>> START

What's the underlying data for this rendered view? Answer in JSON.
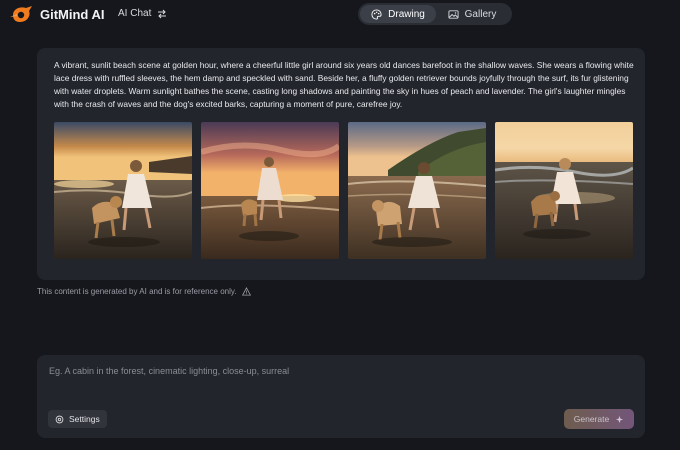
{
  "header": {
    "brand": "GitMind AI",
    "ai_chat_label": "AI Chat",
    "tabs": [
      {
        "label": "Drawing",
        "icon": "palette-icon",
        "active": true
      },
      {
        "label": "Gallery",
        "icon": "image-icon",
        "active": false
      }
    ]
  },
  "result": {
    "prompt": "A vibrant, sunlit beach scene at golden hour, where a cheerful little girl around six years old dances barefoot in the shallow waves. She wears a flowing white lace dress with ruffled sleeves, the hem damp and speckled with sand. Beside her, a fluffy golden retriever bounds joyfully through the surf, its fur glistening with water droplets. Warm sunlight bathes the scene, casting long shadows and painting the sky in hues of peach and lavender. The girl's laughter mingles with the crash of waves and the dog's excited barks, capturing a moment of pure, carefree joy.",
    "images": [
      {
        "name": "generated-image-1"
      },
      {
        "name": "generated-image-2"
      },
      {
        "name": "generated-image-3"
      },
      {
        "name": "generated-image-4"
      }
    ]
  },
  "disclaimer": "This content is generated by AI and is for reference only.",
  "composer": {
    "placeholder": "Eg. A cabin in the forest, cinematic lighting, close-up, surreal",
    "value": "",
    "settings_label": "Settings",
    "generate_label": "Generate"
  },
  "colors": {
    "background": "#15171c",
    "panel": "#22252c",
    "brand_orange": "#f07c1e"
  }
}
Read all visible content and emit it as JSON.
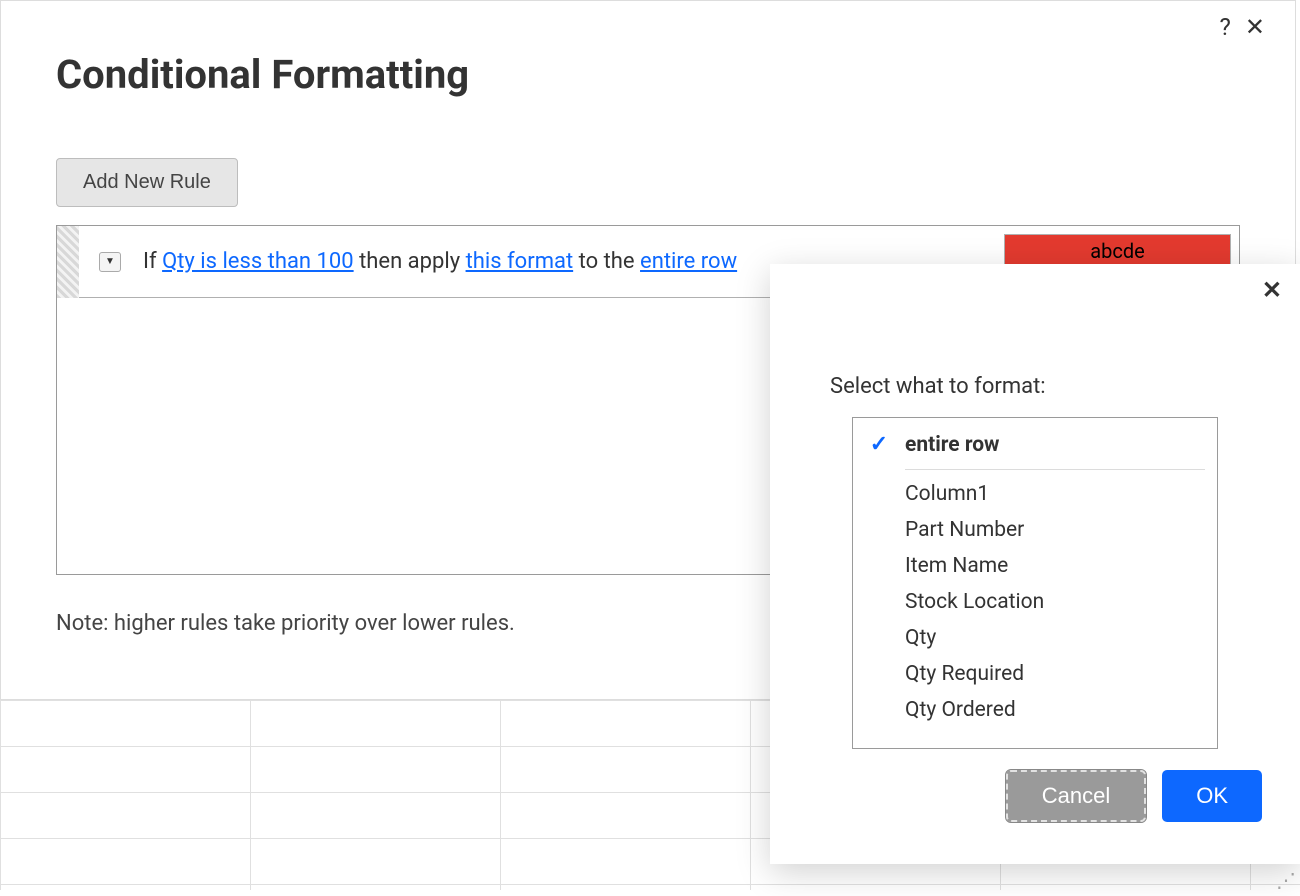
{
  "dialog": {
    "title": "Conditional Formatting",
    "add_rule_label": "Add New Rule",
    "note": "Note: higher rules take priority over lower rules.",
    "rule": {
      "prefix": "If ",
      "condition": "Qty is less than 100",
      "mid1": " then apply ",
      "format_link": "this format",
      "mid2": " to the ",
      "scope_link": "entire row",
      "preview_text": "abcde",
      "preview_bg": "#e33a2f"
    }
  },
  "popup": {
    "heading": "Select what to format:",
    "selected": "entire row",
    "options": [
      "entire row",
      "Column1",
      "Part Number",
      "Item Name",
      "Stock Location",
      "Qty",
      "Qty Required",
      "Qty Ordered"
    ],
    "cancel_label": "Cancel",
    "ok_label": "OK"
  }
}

>> END

**Problem details**
Your task is to repeat the data above exactly while excluding the pictures.

**Task result**
What's the underlying data for this rendered view? Answer in JSON.
{
  "header": {
    "brand": "GitMind AI",
    "ai_chat_label": "AI Chat",
    "tabs": [
      {
        "label": "Drawing",
        "icon": "palette-icon",
        "active": true
      },
      {
        "label": "Gallery",
        "icon": "image-icon",
        "active": false
      }
    ]
  },
  "result": {
    "prompt": "A vibrant, sunlit beach scene at golden hour, where a cheerful little girl around six years old dances barefoot in the shallow waves. She wears a flowing white lace dress with ruffled sleeves, the hem damp and speckled with sand. Beside her, a fluffy golden retriever bounds joyfully through the surf, its fur glistening with water droplets. Warm sunlight bathes the scene, casting long shadows and painting the sky in hues of peach and lavender. The girl's laughter mingles with the crash of waves and the dog's excited barks, capturing a moment of pure, carefree joy.",
    "images": [
      {
        "name": "generated-image-1"
      },
      {
        "name": "generated-image-2"
      },
      {
        "name": "generated-image-3"
      },
      {
        "name": "generated-image-4"
      }
    ]
  },
  "disclaimer": "This content is generated by AI and is for reference only.",
  "composer": {
    "placeholder": "Eg. A cabin in the forest, cinematic lighting, close-up, surreal",
    "value": "",
    "settings_label": "Settings",
    "generate_label": "Generate"
  },
  "colors": {
    "background": "#15171c",
    "panel": "#22252c",
    "brand_orange": "#f07c1e"
  }
}
Read all visible content and emit it as JSON.
{
  "dialog": {
    "title": "Conditional Formatting",
    "add_rule_label": "Add New Rule",
    "note": "Note: higher rules take priority over lower rules.",
    "rule": {
      "prefix": "If ",
      "condition": "Qty is less than 100",
      "mid1": " then apply ",
      "format_link": "this format",
      "mid2": " to the ",
      "scope_link": "entire row",
      "preview_text": "abcde",
      "preview_bg": "#e33a2f"
    }
  },
  "popup": {
    "heading": "Select what to format:",
    "selected": "entire row",
    "options": [
      "entire row",
      "Column1",
      "Part Number",
      "Item Name",
      "Stock Location",
      "Qty",
      "Qty Required",
      "Qty Ordered"
    ],
    "cancel_label": "Cancel",
    "ok_label": "OK"
  }
}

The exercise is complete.